Exercise aim: Your reply should be a faithful copy of the records below, free of pictures.

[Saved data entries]
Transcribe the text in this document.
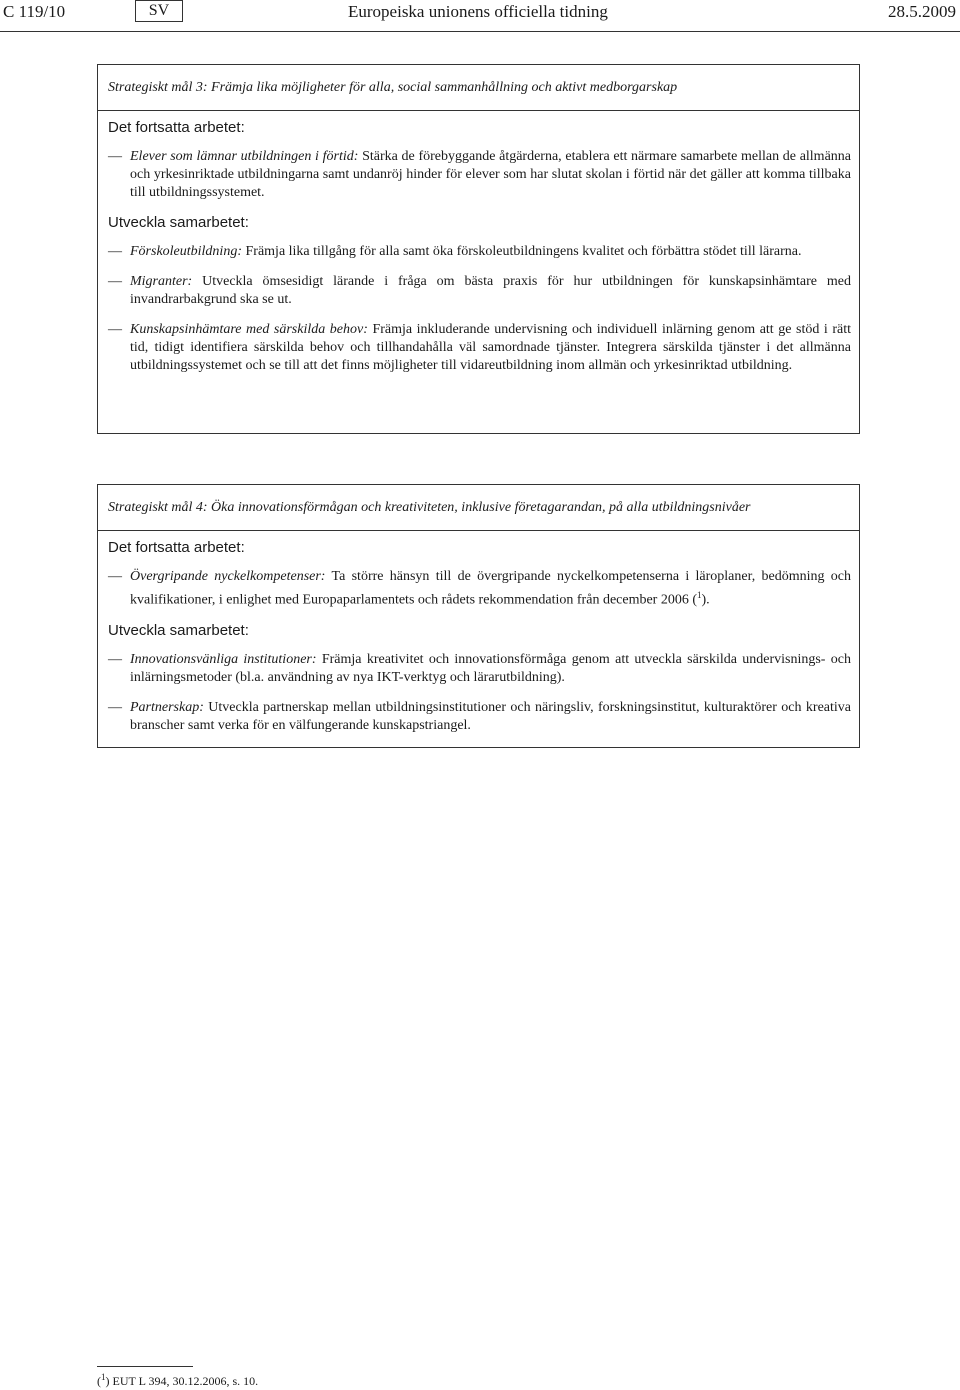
C 119/10	SV	Europeiska unionens officiella tidning	28.5.2009
Strategiskt mål 3: Främja lika möjligheter för alla, social sammanhållning och aktivt medborgarskap
Det fortsatta arbetet:
— Elever som lämnar utbildningen i förtid: Stärka de förebyggande åtgärderna, etablera ett närmare samarbete mellan de allmänna och yrkesinriktade utbildningarna samt undanröj hinder för elever som har slutat skolan i förtid när det gäller att komma tillbaka till utbildningssystemet.
Utveckla samarbetet:
— Förskoleutbildning: Främja lika tillgång för alla samt öka förskoleutbildningens kvalitet och förbättra stödet till lärarna.
— Migranter: Utveckla ömsesidigt lärande i fråga om bästa praxis för hur utbildningen för kunskapsinhämtare med invandrarbakgrund ska se ut.
— Kunskapsinhämtare med särskilda behov: Främja inkluderande undervisning och individuell inlärning genom att ge stöd i rätt tid, tidigt identifiera särskilda behov och tillhandahålla väl samordnade tjänster. Integrera särskilda tjänster i det allmänna utbildningssystemet och se till att det finns möjligheter till vidareutbildning inom allmän och yrkesinriktad utbildning.
Strategiskt mål 4: Öka innovationsförmågan och kreativiteten, inklusive företagarandan, på alla utbildningsnivåer
Det fortsatta arbetet:
— Övergripande nyckelkompetenser: Ta större hänsyn till de övergripande nyckelkompetenserna i läroplaner, bedömning och kvalifikationer, i enlighet med Europaparlamentets och rådets rekommendation från december 2006 ($^1$).
Utveckla samarbetet:
— Innovationsvänliga institutioner: Främja kreativitet och innovationsförmåga genom att utveckla särskilda undervisnings- och inlärningsmetoder (bl.a. användning av nya IKT-verktyg och lärarutbildning).
— Partnerskap: Utveckla partnerskap mellan utbildningsinstitutioner och näringsliv, forskningsinstitut, kulturaktörer och kreativa branscher samt verka för en välfungerande kunskapstriangel.
($^1$) EUT L 394, 30.12.2006, s. 10.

Response:
Transcribe the text in this document.
C 119/10	SV	Europeiska unionens officiella tidning	28.5.2009
Strategiskt mål 3: Främja lika möjligheter för alla, social sammanhållning och aktivt medborgarskap
Det fortsatta arbetet:
— Elever som lämnar utbildningen i förtid: Stärka de förebyggande åtgärderna, etablera ett närmare samarbete mellan de allmänna och yrkesinriktade utbildningarna samt undanröj hinder för elever som har slutat skolan i förtid när det gäller att komma tillbaka till utbildningssystemet.
Utveckla samarbetet:
— Förskoleutbildning: Främja lika tillgång för alla samt öka förskoleutbildningens kvalitet och förbättra stödet till lärarna.
— Migranter: Utveckla ömsesidigt lärande i fråga om bästa praxis för hur utbildningen för kunskapsinhämtare med invandrarbakgrund ska se ut.
— Kunskapsinhämtare med särskilda behov: Främja inkluderande undervisning och individuell inlärning genom att ge stöd i rätt tid, tidigt identifiera särskilda behov och tillhandahålla väl samordnade tjänster. Integrera särskilda tjänster i det allmänna utbildningssystemet och se till att det finns möjligheter till vidareutbildning inom allmän och yrkesinriktad utbildning.
Strategiskt mål 4: Öka innovationsförmågan och kreativiteten, inklusive företagarandan, på alla utbildningsnivåer
Det fortsatta arbetet:
— Övergripande nyckelkompetenser: Ta större hänsyn till de övergripande nyckelkompetenserna i läroplaner, bedömning och kvalifikationer, i enlighet med Europaparlamentets och rådets rekommendation från december 2006 ($^1$).
Utveckla samarbetet:
— Innovationsvänliga institutioner: Främja kreativitet och innovationsförmåga genom att utveckla särskilda undervisnings- och inlärningsmetoder (bl.a. användning av nya IKT-verktyg och lärarutbildning).
— Partnerskap: Utveckla partnerskap mellan utbildningsinstitutioner och näringsliv, forskningsinstitut, kulturaktörer och kreativa branscher samt verka för en välfungerande kunskapstriangel.
($^1$) EUT L 394, 30.12.2006, s. 10.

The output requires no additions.